▶ **Your objective**: For every line in the data below that contains "title", copy the line.

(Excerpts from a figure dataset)
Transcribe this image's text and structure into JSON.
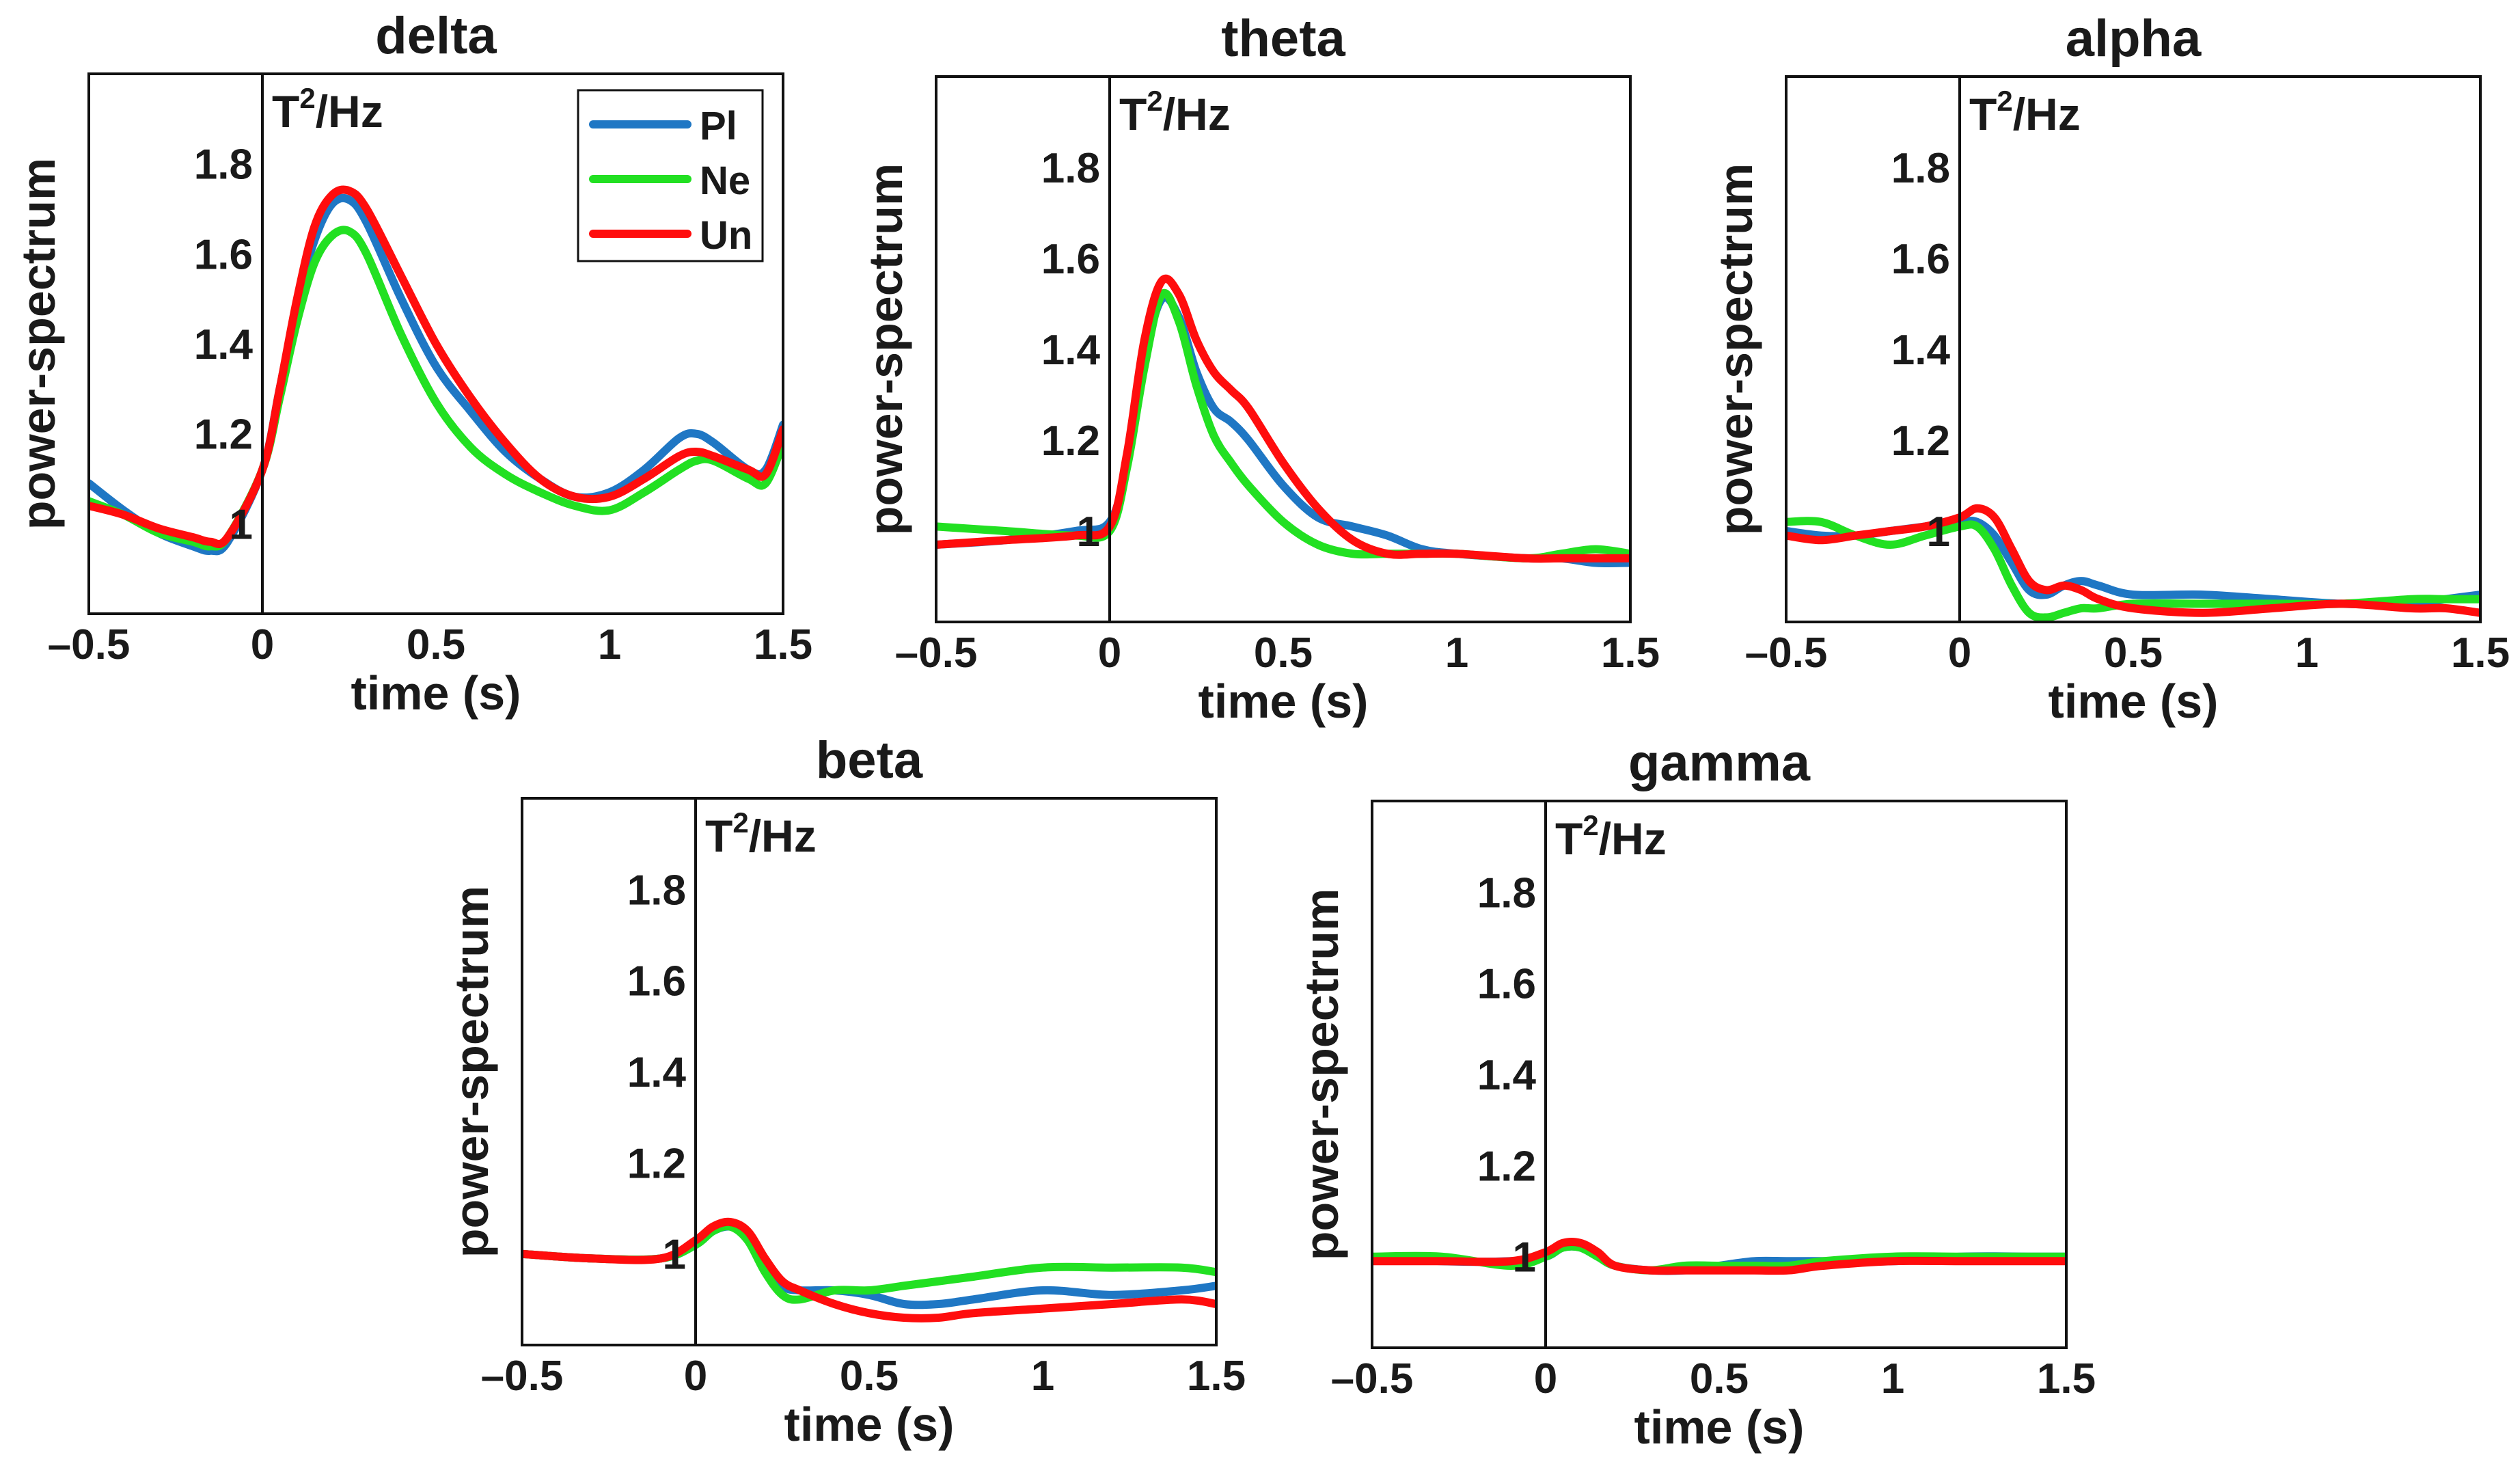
{
  "colors": {
    "Pl": "#1f77c4",
    "Ne": "#22e022",
    "Un": "#ff0d0d"
  },
  "legend": {
    "entries": [
      {
        "key": "Pl",
        "label": "Pl"
      },
      {
        "key": "Ne",
        "label": "Ne"
      },
      {
        "key": "Un",
        "label": "Un"
      }
    ]
  },
  "chart_data": [
    {
      "type": "line",
      "title": "delta",
      "xlabel": "time (s)",
      "ylabel": "power-spectrum",
      "unit": {
        "base": "T",
        "sup": "2",
        "rest": "/Hz"
      },
      "xlim": [
        -0.5,
        1.5
      ],
      "ylim": [
        0.8,
        2.0
      ],
      "xticks": [
        -0.5,
        0,
        0.5,
        1,
        1.5
      ],
      "xtick_labels": [
        "–0.5",
        "0",
        "0.5",
        "1",
        "1.5"
      ],
      "yticks": [
        1,
        1.2,
        1.4,
        1.6,
        1.8
      ],
      "ytick_labels": [
        "1",
        "1.2",
        "1.4",
        "1.6",
        "1.8"
      ],
      "has_legend": true,
      "series": [
        {
          "name": "Pl",
          "x": [
            -0.5,
            -0.4,
            -0.3,
            -0.2,
            -0.15,
            -0.1,
            0,
            0.05,
            0.1,
            0.15,
            0.2,
            0.25,
            0.3,
            0.4,
            0.5,
            0.6,
            0.7,
            0.8,
            0.9,
            1.0,
            1.1,
            1.2,
            1.25,
            1.3,
            1.4,
            1.45,
            1.5
          ],
          "y": [
            1.09,
            1.03,
            0.98,
            0.95,
            0.94,
            0.96,
            1.12,
            1.3,
            1.49,
            1.63,
            1.71,
            1.72,
            1.67,
            1.5,
            1.35,
            1.25,
            1.16,
            1.1,
            1.06,
            1.07,
            1.12,
            1.19,
            1.2,
            1.18,
            1.12,
            1.12,
            1.22
          ]
        },
        {
          "name": "Ne",
          "x": [
            -0.5,
            -0.4,
            -0.3,
            -0.2,
            -0.15,
            -0.1,
            0,
            0.05,
            0.1,
            0.15,
            0.2,
            0.25,
            0.3,
            0.4,
            0.5,
            0.6,
            0.7,
            0.8,
            0.9,
            1.0,
            1.1,
            1.2,
            1.25,
            1.3,
            1.4,
            1.45,
            1.5
          ],
          "y": [
            1.05,
            1.02,
            0.98,
            0.96,
            0.95,
            0.97,
            1.12,
            1.28,
            1.45,
            1.58,
            1.64,
            1.65,
            1.6,
            1.42,
            1.27,
            1.17,
            1.11,
            1.07,
            1.04,
            1.03,
            1.07,
            1.12,
            1.14,
            1.14,
            1.1,
            1.09,
            1.18
          ]
        },
        {
          "name": "Un",
          "x": [
            -0.5,
            -0.4,
            -0.3,
            -0.2,
            -0.15,
            -0.1,
            0,
            0.05,
            0.1,
            0.15,
            0.2,
            0.25,
            0.3,
            0.4,
            0.5,
            0.6,
            0.7,
            0.8,
            0.9,
            1.0,
            1.1,
            1.2,
            1.25,
            1.3,
            1.4,
            1.45,
            1.5
          ],
          "y": [
            1.04,
            1.02,
            0.99,
            0.97,
            0.96,
            0.97,
            1.12,
            1.3,
            1.5,
            1.66,
            1.73,
            1.74,
            1.7,
            1.55,
            1.4,
            1.28,
            1.18,
            1.1,
            1.06,
            1.06,
            1.1,
            1.15,
            1.16,
            1.15,
            1.12,
            1.11,
            1.21
          ]
        }
      ]
    },
    {
      "type": "line",
      "title": "theta",
      "xlabel": "time (s)",
      "ylabel": "power-spectrum",
      "unit": {
        "base": "T",
        "sup": "2",
        "rest": "/Hz"
      },
      "xlim": [
        -0.5,
        1.5
      ],
      "ylim": [
        0.8,
        2.0
      ],
      "xticks": [
        -0.5,
        0,
        0.5,
        1,
        1.5
      ],
      "xtick_labels": [
        "–0.5",
        "0",
        "0.5",
        "1",
        "1.5"
      ],
      "yticks": [
        1,
        1.2,
        1.4,
        1.6,
        1.8
      ],
      "ytick_labels": [
        "1",
        "1.2",
        "1.4",
        "1.6",
        "1.8"
      ],
      "has_legend": false,
      "series": [
        {
          "name": "Pl",
          "x": [
            -0.5,
            -0.3,
            -0.1,
            0,
            0.05,
            0.1,
            0.15,
            0.2,
            0.25,
            0.3,
            0.35,
            0.4,
            0.5,
            0.6,
            0.7,
            0.8,
            0.9,
            1.0,
            1.2,
            1.3,
            1.4,
            1.5
          ],
          "y": [
            0.97,
            0.98,
            1.0,
            1.02,
            1.15,
            1.38,
            1.51,
            1.47,
            1.35,
            1.27,
            1.24,
            1.2,
            1.1,
            1.03,
            1.01,
            0.99,
            0.96,
            0.95,
            0.94,
            0.94,
            0.93,
            0.93
          ]
        },
        {
          "name": "Ne",
          "x": [
            -0.5,
            -0.3,
            -0.1,
            0,
            0.05,
            0.1,
            0.15,
            0.2,
            0.25,
            0.3,
            0.35,
            0.4,
            0.5,
            0.6,
            0.7,
            0.8,
            0.9,
            1.0,
            1.2,
            1.3,
            1.4,
            1.5
          ],
          "y": [
            1.01,
            1.0,
            0.99,
            1.0,
            1.14,
            1.36,
            1.52,
            1.46,
            1.32,
            1.21,
            1.15,
            1.1,
            1.02,
            0.97,
            0.95,
            0.95,
            0.95,
            0.95,
            0.94,
            0.95,
            0.96,
            0.95
          ]
        },
        {
          "name": "Un",
          "x": [
            -0.5,
            -0.3,
            -0.1,
            0,
            0.05,
            0.1,
            0.15,
            0.2,
            0.25,
            0.3,
            0.35,
            0.4,
            0.5,
            0.6,
            0.7,
            0.8,
            0.9,
            1.0,
            1.2,
            1.3,
            1.4,
            1.5
          ],
          "y": [
            0.97,
            0.98,
            0.99,
            1.01,
            1.17,
            1.42,
            1.55,
            1.52,
            1.42,
            1.35,
            1.31,
            1.27,
            1.15,
            1.05,
            0.98,
            0.95,
            0.95,
            0.95,
            0.94,
            0.94,
            0.94,
            0.94
          ]
        }
      ]
    },
    {
      "type": "line",
      "title": "alpha",
      "xlabel": "time (s)",
      "ylabel": "power-spectrum",
      "unit": {
        "base": "T",
        "sup": "2",
        "rest": "/Hz"
      },
      "xlim": [
        -0.5,
        1.5
      ],
      "ylim": [
        0.8,
        2.0
      ],
      "xticks": [
        -0.5,
        0,
        0.5,
        1,
        1.5
      ],
      "xtick_labels": [
        "–0.5",
        "0",
        "0.5",
        "1",
        "1.5"
      ],
      "yticks": [
        1,
        1.2,
        1.4,
        1.6,
        1.8
      ],
      "ytick_labels": [
        "1",
        "1.2",
        "1.4",
        "1.6",
        "1.8"
      ],
      "has_legend": false,
      "series": [
        {
          "name": "Pl",
          "x": [
            -0.5,
            -0.4,
            -0.3,
            -0.2,
            -0.1,
            0,
            0.05,
            0.1,
            0.15,
            0.2,
            0.25,
            0.3,
            0.35,
            0.4,
            0.5,
            0.7,
            0.9,
            1.1,
            1.3,
            1.4,
            1.5
          ],
          "y": [
            1.0,
            0.99,
            0.99,
            1.0,
            1.01,
            1.02,
            1.02,
            0.99,
            0.93,
            0.87,
            0.86,
            0.88,
            0.89,
            0.88,
            0.86,
            0.86,
            0.85,
            0.84,
            0.84,
            0.85,
            0.86
          ]
        },
        {
          "name": "Ne",
          "x": [
            -0.5,
            -0.4,
            -0.3,
            -0.2,
            -0.1,
            0,
            0.05,
            0.1,
            0.15,
            0.2,
            0.25,
            0.3,
            0.35,
            0.4,
            0.5,
            0.7,
            0.9,
            1.1,
            1.3,
            1.4,
            1.5
          ],
          "y": [
            1.02,
            1.02,
            0.99,
            0.97,
            0.99,
            1.01,
            1.01,
            0.96,
            0.88,
            0.82,
            0.81,
            0.82,
            0.83,
            0.83,
            0.84,
            0.84,
            0.84,
            0.84,
            0.85,
            0.85,
            0.85
          ]
        },
        {
          "name": "Un",
          "x": [
            -0.5,
            -0.4,
            -0.3,
            -0.2,
            -0.1,
            0,
            0.05,
            0.1,
            0.15,
            0.2,
            0.25,
            0.3,
            0.35,
            0.4,
            0.5,
            0.7,
            0.9,
            1.1,
            1.3,
            1.4,
            1.5
          ],
          "y": [
            0.99,
            0.98,
            0.99,
            1.0,
            1.01,
            1.03,
            1.05,
            1.03,
            0.96,
            0.89,
            0.87,
            0.88,
            0.87,
            0.85,
            0.83,
            0.82,
            0.83,
            0.84,
            0.83,
            0.83,
            0.82
          ]
        }
      ]
    },
    {
      "type": "line",
      "title": "beta",
      "xlabel": "time (s)",
      "ylabel": "power-spectrum",
      "unit": {
        "base": "T",
        "sup": "2",
        "rest": "/Hz"
      },
      "xlim": [
        -0.5,
        1.5
      ],
      "ylim": [
        0.8,
        2.0
      ],
      "xticks": [
        -0.5,
        0,
        0.5,
        1,
        1.5
      ],
      "xtick_labels": [
        "–0.5",
        "0",
        "0.5",
        "1",
        "1.5"
      ],
      "yticks": [
        1,
        1.2,
        1.4,
        1.6,
        1.8
      ],
      "ytick_labels": [
        "1",
        "1.2",
        "1.4",
        "1.6",
        "1.8"
      ],
      "has_legend": false,
      "series": [
        {
          "name": "Pl",
          "x": [
            -0.5,
            -0.3,
            -0.1,
            0,
            0.05,
            0.1,
            0.15,
            0.2,
            0.25,
            0.3,
            0.4,
            0.5,
            0.6,
            0.7,
            0.8,
            1.0,
            1.2,
            1.4,
            1.5
          ],
          "y": [
            1.0,
            0.99,
            0.99,
            1.02,
            1.05,
            1.06,
            1.04,
            0.98,
            0.93,
            0.92,
            0.92,
            0.91,
            0.89,
            0.89,
            0.9,
            0.92,
            0.91,
            0.92,
            0.93
          ]
        },
        {
          "name": "Ne",
          "x": [
            -0.5,
            -0.3,
            -0.1,
            0,
            0.05,
            0.1,
            0.15,
            0.2,
            0.25,
            0.3,
            0.4,
            0.5,
            0.6,
            0.7,
            0.8,
            1.0,
            1.2,
            1.4,
            1.5
          ],
          "y": [
            1.0,
            0.99,
            0.99,
            1.02,
            1.05,
            1.06,
            1.03,
            0.96,
            0.91,
            0.9,
            0.92,
            0.92,
            0.93,
            0.94,
            0.95,
            0.97,
            0.97,
            0.97,
            0.96
          ]
        },
        {
          "name": "Un",
          "x": [
            -0.5,
            -0.3,
            -0.1,
            0,
            0.05,
            0.1,
            0.15,
            0.2,
            0.25,
            0.3,
            0.4,
            0.5,
            0.6,
            0.7,
            0.8,
            1.0,
            1.2,
            1.4,
            1.5
          ],
          "y": [
            1.0,
            0.99,
            0.99,
            1.03,
            1.06,
            1.07,
            1.05,
            0.99,
            0.94,
            0.92,
            0.89,
            0.87,
            0.86,
            0.86,
            0.87,
            0.88,
            0.89,
            0.9,
            0.89
          ]
        }
      ]
    },
    {
      "type": "line",
      "title": "gamma",
      "xlabel": "time (s)",
      "ylabel": "power-spectrum",
      "unit": {
        "base": "T",
        "sup": "2",
        "rest": "/Hz"
      },
      "xlim": [
        -0.5,
        1.5
      ],
      "ylim": [
        0.8,
        2.0
      ],
      "xticks": [
        -0.5,
        0,
        0.5,
        1,
        1.5
      ],
      "xtick_labels": [
        "–0.5",
        "0",
        "0.5",
        "1",
        "1.5"
      ],
      "yticks": [
        1,
        1.2,
        1.4,
        1.6,
        1.8
      ],
      "ytick_labels": [
        "1",
        "1.2",
        "1.4",
        "1.6",
        "1.8"
      ],
      "has_legend": false,
      "series": [
        {
          "name": "Pl",
          "x": [
            -0.5,
            -0.3,
            -0.1,
            0,
            0.05,
            0.1,
            0.15,
            0.2,
            0.3,
            0.4,
            0.5,
            0.6,
            0.7,
            0.8,
            1.0,
            1.2,
            1.4,
            1.5
          ],
          "y": [
            1.0,
            0.99,
            0.99,
            1.0,
            1.02,
            1.02,
            1.0,
            0.98,
            0.97,
            0.97,
            0.98,
            0.99,
            0.99,
            0.99,
            0.99,
            1.0,
            1.0,
            1.0
          ]
        },
        {
          "name": "Ne",
          "x": [
            -0.5,
            -0.3,
            -0.1,
            0,
            0.05,
            0.1,
            0.15,
            0.2,
            0.3,
            0.4,
            0.5,
            0.6,
            0.7,
            0.8,
            1.0,
            1.2,
            1.4,
            1.5
          ],
          "y": [
            1.0,
            1.0,
            0.98,
            1.0,
            1.02,
            1.02,
            1.0,
            0.98,
            0.97,
            0.98,
            0.98,
            0.98,
            0.98,
            0.99,
            1.0,
            1.0,
            1.0,
            1.0
          ]
        },
        {
          "name": "Un",
          "x": [
            -0.5,
            -0.3,
            -0.1,
            0,
            0.05,
            0.1,
            0.15,
            0.2,
            0.3,
            0.4,
            0.5,
            0.6,
            0.7,
            0.8,
            1.0,
            1.2,
            1.4,
            1.5
          ],
          "y": [
            0.99,
            0.99,
            0.99,
            1.01,
            1.03,
            1.03,
            1.01,
            0.98,
            0.97,
            0.97,
            0.97,
            0.97,
            0.97,
            0.98,
            0.99,
            0.99,
            0.99,
            0.99
          ]
        }
      ]
    }
  ]
}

▶ **Completed task**:
      "title": "delta",
      "title": "theta",
      "title": "alpha",
      "title": "beta",
      "title": "gamma",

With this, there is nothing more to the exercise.